AIM OF THE EXERCISE –
Restate each of the lines given below, word for word.

THE DATA –

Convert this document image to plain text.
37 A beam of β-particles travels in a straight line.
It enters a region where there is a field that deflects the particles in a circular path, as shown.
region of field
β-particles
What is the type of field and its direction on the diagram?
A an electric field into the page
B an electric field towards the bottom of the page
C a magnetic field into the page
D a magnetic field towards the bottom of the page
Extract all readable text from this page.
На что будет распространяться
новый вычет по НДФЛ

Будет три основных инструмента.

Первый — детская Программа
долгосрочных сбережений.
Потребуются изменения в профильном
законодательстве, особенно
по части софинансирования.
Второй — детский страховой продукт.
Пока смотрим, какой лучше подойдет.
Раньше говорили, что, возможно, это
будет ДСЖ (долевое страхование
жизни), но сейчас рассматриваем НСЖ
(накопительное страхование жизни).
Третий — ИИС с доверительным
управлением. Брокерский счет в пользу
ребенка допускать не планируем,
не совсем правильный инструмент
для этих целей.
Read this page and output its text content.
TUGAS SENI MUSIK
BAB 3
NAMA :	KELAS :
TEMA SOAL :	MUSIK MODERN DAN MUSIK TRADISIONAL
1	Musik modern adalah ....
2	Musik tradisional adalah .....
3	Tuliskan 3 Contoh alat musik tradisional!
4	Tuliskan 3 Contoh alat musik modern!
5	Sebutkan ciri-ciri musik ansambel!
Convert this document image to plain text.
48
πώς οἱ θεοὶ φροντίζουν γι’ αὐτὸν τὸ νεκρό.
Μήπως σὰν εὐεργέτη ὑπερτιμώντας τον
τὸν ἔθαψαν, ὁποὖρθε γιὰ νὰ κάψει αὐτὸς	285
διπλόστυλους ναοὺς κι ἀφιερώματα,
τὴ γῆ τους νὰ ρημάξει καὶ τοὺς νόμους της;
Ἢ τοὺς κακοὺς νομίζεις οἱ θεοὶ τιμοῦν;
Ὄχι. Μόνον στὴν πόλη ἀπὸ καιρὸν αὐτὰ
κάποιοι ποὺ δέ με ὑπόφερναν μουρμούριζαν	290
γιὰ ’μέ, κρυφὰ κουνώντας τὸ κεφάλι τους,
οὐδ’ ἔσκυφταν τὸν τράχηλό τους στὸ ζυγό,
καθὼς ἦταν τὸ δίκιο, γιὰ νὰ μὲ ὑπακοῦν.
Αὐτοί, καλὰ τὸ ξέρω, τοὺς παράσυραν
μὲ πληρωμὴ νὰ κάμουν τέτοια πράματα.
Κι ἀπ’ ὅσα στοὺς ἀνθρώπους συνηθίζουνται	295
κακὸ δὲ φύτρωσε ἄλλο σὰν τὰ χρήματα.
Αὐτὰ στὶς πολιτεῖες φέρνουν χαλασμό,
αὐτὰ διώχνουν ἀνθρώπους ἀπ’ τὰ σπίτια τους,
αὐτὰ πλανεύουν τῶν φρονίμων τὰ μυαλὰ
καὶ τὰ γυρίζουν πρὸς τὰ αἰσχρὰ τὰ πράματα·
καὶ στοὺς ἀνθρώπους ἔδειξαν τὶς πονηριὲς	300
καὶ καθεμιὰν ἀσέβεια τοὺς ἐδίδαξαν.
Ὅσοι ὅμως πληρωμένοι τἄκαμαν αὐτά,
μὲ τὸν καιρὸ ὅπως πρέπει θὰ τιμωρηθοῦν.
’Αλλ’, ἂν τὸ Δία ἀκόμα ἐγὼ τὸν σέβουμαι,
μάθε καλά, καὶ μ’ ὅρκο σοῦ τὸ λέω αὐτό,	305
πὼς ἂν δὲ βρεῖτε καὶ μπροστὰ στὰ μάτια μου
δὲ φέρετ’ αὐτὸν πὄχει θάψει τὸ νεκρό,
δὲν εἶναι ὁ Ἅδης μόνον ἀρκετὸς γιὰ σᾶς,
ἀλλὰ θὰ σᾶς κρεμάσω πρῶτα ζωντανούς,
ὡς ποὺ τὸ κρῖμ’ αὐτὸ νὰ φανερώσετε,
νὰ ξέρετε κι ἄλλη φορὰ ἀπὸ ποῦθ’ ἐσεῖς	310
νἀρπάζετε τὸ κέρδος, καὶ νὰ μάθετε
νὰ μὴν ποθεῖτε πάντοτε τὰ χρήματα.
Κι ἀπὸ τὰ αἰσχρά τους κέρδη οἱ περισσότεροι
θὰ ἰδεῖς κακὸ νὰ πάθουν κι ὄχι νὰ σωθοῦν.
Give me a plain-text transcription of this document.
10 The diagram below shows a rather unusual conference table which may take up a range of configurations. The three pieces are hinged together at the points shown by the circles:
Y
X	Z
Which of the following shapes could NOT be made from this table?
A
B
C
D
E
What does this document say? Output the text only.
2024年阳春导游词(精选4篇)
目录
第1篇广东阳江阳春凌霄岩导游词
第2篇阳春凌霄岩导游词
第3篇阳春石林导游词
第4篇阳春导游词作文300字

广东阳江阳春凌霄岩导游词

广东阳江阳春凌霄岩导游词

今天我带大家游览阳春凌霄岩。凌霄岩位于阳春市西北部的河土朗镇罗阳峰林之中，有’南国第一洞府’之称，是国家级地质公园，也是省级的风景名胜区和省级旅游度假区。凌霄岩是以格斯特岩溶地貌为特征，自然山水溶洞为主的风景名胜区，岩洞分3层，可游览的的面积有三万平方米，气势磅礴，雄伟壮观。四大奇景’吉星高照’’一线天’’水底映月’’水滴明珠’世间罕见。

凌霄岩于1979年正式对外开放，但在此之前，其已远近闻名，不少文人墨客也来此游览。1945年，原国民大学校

OUTPUT OF THE EXERCISE –
Convert this document image to plain text.
37 A beam of β-particles travels in a straight line.
It enters a region where there is a field that deflects the particles in a circular path, as shown.
region of field
β-particles
What is the type of field and its direction on the diagram?
A an electric field into the page
B an electric field towards the bottom of the page
C a magnetic field into the page
D a magnetic field towards the bottom of the page
Extract all readable text from this page.
На что будет распространяться
новый вычет по НДФЛ

Будет три основных инструмента.

Первый — детская Программа
долгосрочных сбережений.
Потребуются изменения в профильном
законодательстве, особенно
по части софинансирования.
Второй — детский страховой продукт.
Пока смотрим, какой лучше подойдет.
Раньше говорили, что, возможно, это
будет ДСЖ (долевое страхование
жизни), но сейчас рассматриваем НСЖ
(накопительное страхование жизни).
Третий — ИИС с доверительным
управлением. Брокерский счет в пользу
ребенка допускать не планируем,
не совсем правильный инструмент
для этих целей.
Read this page and output its text content.
TUGAS SENI MUSIK
BAB 3
NAMA :	KELAS :
TEMA SOAL :	MUSIK MODERN DAN MUSIK TRADISIONAL
1	Musik modern adalah ....
2	Musik tradisional adalah .....
3	Tuliskan 3 Contoh alat musik tradisional!
4	Tuliskan 3 Contoh alat musik modern!
5	Sebutkan ciri-ciri musik ansambel!
Convert this document image to plain text.
48
πώς οἱ θεοὶ φροντίζουν γι’ αὐτὸν τὸ νεκρό.
Μήπως σὰν εὐεργέτη ὑπερτιμώντας τον
τὸν ἔθαψαν, ὁποὖρθε γιὰ νὰ κάψει αὐτὸς	285
διπλόστυλους ναοὺς κι ἀφιερώματα,
τὴ γῆ τους νὰ ρημάξει καὶ τοὺς νόμους της;
Ἢ τοὺς κακοὺς νομίζεις οἱ θεοὶ τιμοῦν;
Ὄχι. Μόνον στὴν πόλη ἀπὸ καιρὸν αὐτὰ
κάποιοι ποὺ δέ με ὑπόφερναν μουρμούριζαν	290
γιὰ ’μέ, κρυφὰ κουνώντας τὸ κεφάλι τους,
οὐδ’ ἔσκυφταν τὸν τράχηλό τους στὸ ζυγό,
καθὼς ἦταν τὸ δίκιο, γιὰ νὰ μὲ ὑπακοῦν.
Αὐτοί, καλὰ τὸ ξέρω, τοὺς παράσυραν
μὲ πληρωμὴ νὰ κάμουν τέτοια πράματα.
Κι ἀπ’ ὅσα στοὺς ἀνθρώπους συνηθίζουνται	295
κακὸ δὲ φύτρωσε ἄλλο σὰν τὰ χρήματα.
Αὐτὰ στὶς πολιτεῖες φέρνουν χαλασμό,
αὐτὰ διώχνουν ἀνθρώπους ἀπ’ τὰ σπίτια τους,
αὐτὰ πλανεύουν τῶν φρονίμων τὰ μυαλὰ
καὶ τὰ γυρίζουν πρὸς τὰ αἰσχρὰ τὰ πράματα·
καὶ στοὺς ἀνθρώπους ἔδειξαν τὶς πονηριὲς	300
καὶ καθεμιὰν ἀσέβεια τοὺς ἐδίδαξαν.
Ὅσοι ὅμως πληρωμένοι τἄκαμαν αὐτά,
μὲ τὸν καιρὸ ὅπως πρέπει θὰ τιμωρηθοῦν.
’Αλλ’, ἂν τὸ Δία ἀκόμα ἐγὼ τὸν σέβουμαι,
μάθε καλά, καὶ μ’ ὅρκο σοῦ τὸ λέω αὐτό,	305
πὼς ἂν δὲ βρεῖτε καὶ μπροστὰ στὰ μάτια μου
δὲ φέρετ’ αὐτὸν πὄχει θάψει τὸ νεκρό,
δὲν εἶναι ὁ Ἅδης μόνον ἀρκετὸς γιὰ σᾶς,
ἀλλὰ θὰ σᾶς κρεμάσω πρῶτα ζωντανούς,
ὡς ποὺ τὸ κρῖμ’ αὐτὸ νὰ φανερώσετε,
νὰ ξέρετε κι ἄλλη φορὰ ἀπὸ ποῦθ’ ἐσεῖς	310
νἀρπάζετε τὸ κέρδος, καὶ νὰ μάθετε
νὰ μὴν ποθεῖτε πάντοτε τὰ χρήματα.
Κι ἀπὸ τὰ αἰσχρά τους κέρδη οἱ περισσότεροι
θὰ ἰδεῖς κακὸ νὰ πάθουν κι ὄχι νὰ σωθοῦν.
Give me a plain-text transcription of this document.
10 The diagram below shows a rather unusual conference table which may take up a range of configurations. The three pieces are hinged together at the points shown by the circles:
Y
X	Z
Which of the following shapes could NOT be made from this table?
A
B
C
D
E
What does this document say? Output the text only.
2024年阳春导游词(精选4篇)
目录
第1篇广东阳江阳春凌霄岩导游词
第2篇阳春凌霄岩导游词
第3篇阳春石林导游词
第4篇阳春导游词作文300字

广东阳江阳春凌霄岩导游词

广东阳江阳春凌霄岩导游词

今天我带大家游览阳春凌霄岩。凌霄岩位于阳春市西北部的河土朗镇罗阳峰林之中，有’南国第一洞府’之称，是国家级地质公园，也是省级的风景名胜区和省级旅游度假区。凌霄岩是以格斯特岩溶地貌为特征，自然山水溶洞为主的风景名胜区，岩洞分3层，可游览的的面积有三万平方米，气势磅礴，雄伟壮观。四大奇景’吉星高照’’一线天’’水底映月’’水滴明珠’世间罕见。

凌霄岩于1979年正式对外开放，但在此之前，其已远近闻名，不少文人墨客也来此游览。1945年，原国民大学校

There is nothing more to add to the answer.